● Exercise task
Set down each record below precisely, skipping the pictures.

[Stored data]
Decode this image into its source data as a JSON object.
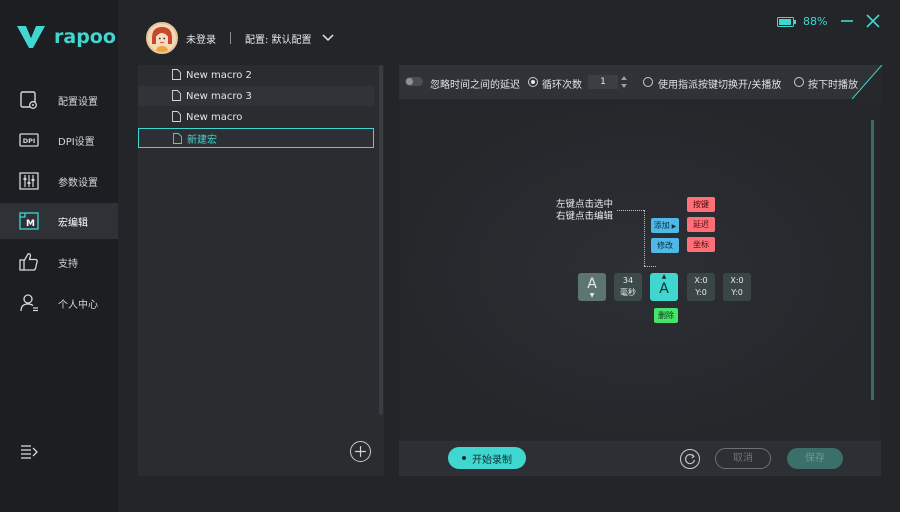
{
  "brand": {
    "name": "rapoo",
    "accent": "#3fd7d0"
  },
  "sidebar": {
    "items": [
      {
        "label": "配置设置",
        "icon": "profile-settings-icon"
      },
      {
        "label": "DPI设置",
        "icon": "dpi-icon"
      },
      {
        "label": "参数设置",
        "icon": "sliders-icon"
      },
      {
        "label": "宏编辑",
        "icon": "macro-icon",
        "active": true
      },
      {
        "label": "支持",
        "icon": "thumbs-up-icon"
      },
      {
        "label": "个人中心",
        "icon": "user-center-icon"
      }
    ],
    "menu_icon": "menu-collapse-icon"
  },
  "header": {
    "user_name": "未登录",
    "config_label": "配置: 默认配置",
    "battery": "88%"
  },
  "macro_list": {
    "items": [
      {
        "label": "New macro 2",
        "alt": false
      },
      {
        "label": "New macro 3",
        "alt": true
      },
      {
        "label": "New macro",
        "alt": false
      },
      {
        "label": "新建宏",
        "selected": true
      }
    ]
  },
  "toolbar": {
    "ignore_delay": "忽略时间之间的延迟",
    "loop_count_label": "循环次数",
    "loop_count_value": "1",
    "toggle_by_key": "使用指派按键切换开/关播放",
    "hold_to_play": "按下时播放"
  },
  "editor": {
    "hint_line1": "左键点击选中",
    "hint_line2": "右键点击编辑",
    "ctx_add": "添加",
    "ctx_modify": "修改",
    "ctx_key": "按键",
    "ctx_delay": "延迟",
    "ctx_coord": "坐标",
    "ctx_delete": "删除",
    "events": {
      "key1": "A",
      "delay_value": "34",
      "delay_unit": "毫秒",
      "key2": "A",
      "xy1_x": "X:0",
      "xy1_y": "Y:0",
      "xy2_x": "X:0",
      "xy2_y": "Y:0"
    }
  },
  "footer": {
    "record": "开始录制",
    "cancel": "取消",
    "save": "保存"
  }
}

● The reply
Decode this image into its source data as a JSON object.
{
  "brand": {
    "name": "rapoo",
    "accent": "#3fd7d0"
  },
  "sidebar": {
    "items": [
      {
        "label": "配置设置",
        "icon": "profile-settings-icon"
      },
      {
        "label": "DPI设置",
        "icon": "dpi-icon"
      },
      {
        "label": "参数设置",
        "icon": "sliders-icon"
      },
      {
        "label": "宏编辑",
        "icon": "macro-icon",
        "active": true
      },
      {
        "label": "支持",
        "icon": "thumbs-up-icon"
      },
      {
        "label": "个人中心",
        "icon": "user-center-icon"
      }
    ],
    "menu_icon": "menu-collapse-icon"
  },
  "header": {
    "user_name": "未登录",
    "config_label": "配置: 默认配置",
    "battery": "88%"
  },
  "macro_list": {
    "items": [
      {
        "label": "New macro 2",
        "alt": false
      },
      {
        "label": "New macro 3",
        "alt": true
      },
      {
        "label": "New macro",
        "alt": false
      },
      {
        "label": "新建宏",
        "selected": true
      }
    ]
  },
  "toolbar": {
    "ignore_delay": "忽略时间之间的延迟",
    "loop_count_label": "循环次数",
    "loop_count_value": "1",
    "toggle_by_key": "使用指派按键切换开/关播放",
    "hold_to_play": "按下时播放"
  },
  "editor": {
    "hint_line1": "左键点击选中",
    "hint_line2": "右键点击编辑",
    "ctx_add": "添加",
    "ctx_modify": "修改",
    "ctx_key": "按键",
    "ctx_delay": "延迟",
    "ctx_coord": "坐标",
    "ctx_delete": "删除",
    "events": {
      "key1": "A",
      "delay_value": "34",
      "delay_unit": "毫秒",
      "key2": "A",
      "xy1_x": "X:0",
      "xy1_y": "Y:0",
      "xy2_x": "X:0",
      "xy2_y": "Y:0"
    }
  },
  "footer": {
    "record": "开始录制",
    "cancel": "取消",
    "save": "保存"
  }
}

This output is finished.